Collected data
────────

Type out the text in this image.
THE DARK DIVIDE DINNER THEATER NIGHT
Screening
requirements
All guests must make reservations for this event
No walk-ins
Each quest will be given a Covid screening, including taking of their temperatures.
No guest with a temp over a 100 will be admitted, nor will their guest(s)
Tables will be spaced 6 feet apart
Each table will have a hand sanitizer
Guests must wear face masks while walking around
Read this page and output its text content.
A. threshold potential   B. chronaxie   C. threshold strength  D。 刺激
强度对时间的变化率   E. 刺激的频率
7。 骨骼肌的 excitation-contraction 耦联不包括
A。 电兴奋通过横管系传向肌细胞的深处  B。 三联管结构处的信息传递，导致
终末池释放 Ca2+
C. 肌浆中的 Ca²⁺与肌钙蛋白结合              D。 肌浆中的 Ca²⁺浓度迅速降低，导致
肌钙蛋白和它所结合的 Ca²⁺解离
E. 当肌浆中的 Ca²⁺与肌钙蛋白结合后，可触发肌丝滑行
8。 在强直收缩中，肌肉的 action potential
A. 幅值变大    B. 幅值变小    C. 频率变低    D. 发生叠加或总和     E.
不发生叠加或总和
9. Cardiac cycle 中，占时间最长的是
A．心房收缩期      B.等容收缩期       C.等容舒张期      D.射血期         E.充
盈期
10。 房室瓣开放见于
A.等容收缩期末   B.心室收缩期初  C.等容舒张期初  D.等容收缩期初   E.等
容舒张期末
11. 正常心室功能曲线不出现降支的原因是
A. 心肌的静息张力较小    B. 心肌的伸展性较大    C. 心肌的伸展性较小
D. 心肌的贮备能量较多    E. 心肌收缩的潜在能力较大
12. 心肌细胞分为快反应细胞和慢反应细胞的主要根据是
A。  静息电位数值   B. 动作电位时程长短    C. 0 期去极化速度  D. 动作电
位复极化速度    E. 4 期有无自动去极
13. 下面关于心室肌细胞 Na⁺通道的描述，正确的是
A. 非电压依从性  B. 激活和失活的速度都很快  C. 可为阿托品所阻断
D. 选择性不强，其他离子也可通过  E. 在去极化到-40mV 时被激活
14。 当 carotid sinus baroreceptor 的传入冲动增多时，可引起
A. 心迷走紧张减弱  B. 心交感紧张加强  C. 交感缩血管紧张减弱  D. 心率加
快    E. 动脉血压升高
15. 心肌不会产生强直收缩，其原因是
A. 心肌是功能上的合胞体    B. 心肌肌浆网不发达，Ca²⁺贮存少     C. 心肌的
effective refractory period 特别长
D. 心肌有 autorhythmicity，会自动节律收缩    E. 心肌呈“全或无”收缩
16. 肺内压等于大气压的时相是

────────

> **Problem**
In the records above, locate the line that contains "Read this page and output its text content.". Repeat it and every line after it, exactly, and nothing else.

> **Answer to this exercise**
Read this page and output its text content.
A. threshold potential   B. chronaxie   C. threshold strength  D。 刺激
强度对时间的变化率   E. 刺激的频率
7。 骨骼肌的 excitation-contraction 耦联不包括
A。 电兴奋通过横管系传向肌细胞的深处  B。 三联管结构处的信息传递，导致
终末池释放 Ca2+
C. 肌浆中的 Ca²⁺与肌钙蛋白结合              D。 肌浆中的 Ca²⁺浓度迅速降低，导致
肌钙蛋白和它所结合的 Ca²⁺解离
E. 当肌浆中的 Ca²⁺与肌钙蛋白结合后，可触发肌丝滑行
8。 在强直收缩中，肌肉的 action potential
A. 幅值变大    B. 幅值变小    C. 频率变低    D. 发生叠加或总和     E.
不发生叠加或总和
9. Cardiac cycle 中，占时间最长的是
A．心房收缩期      B.等容收缩期       C.等容舒张期      D.射血期         E.充
盈期
10。 房室瓣开放见于
A.等容收缩期末   B.心室收缩期初  C.等容舒张期初  D.等容收缩期初   E.等
容舒张期末
11. 正常心室功能曲线不出现降支的原因是
A. 心肌的静息张力较小    B. 心肌的伸展性较大    C. 心肌的伸展性较小
D. 心肌的贮备能量较多    E. 心肌收缩的潜在能力较大
12. 心肌细胞分为快反应细胞和慢反应细胞的主要根据是
A。  静息电位数值   B. 动作电位时程长短    C. 0 期去极化速度  D. 动作电
位复极化速度    E. 4 期有无自动去极
13. 下面关于心室肌细胞 Na⁺通道的描述，正确的是
A. 非电压依从性  B. 激活和失活的速度都很快  C. 可为阿托品所阻断
D. 选择性不强，其他离子也可通过  E. 在去极化到-40mV 时被激活
14。 当 carotid sinus baroreceptor 的传入冲动增多时，可引起
A. 心迷走紧张减弱  B. 心交感紧张加强  C. 交感缩血管紧张减弱  D. 心率加
快    E. 动脉血压升高
15. 心肌不会产生强直收缩，其原因是
A. 心肌是功能上的合胞体    B. 心肌肌浆网不发达，Ca²⁺贮存少     C. 心肌的
effective refractory period 特别长
D. 心肌有 autorhythmicity，会自动节律收缩    E. 心肌呈“全或无”收缩
16. 肺内压等于大气压的时相是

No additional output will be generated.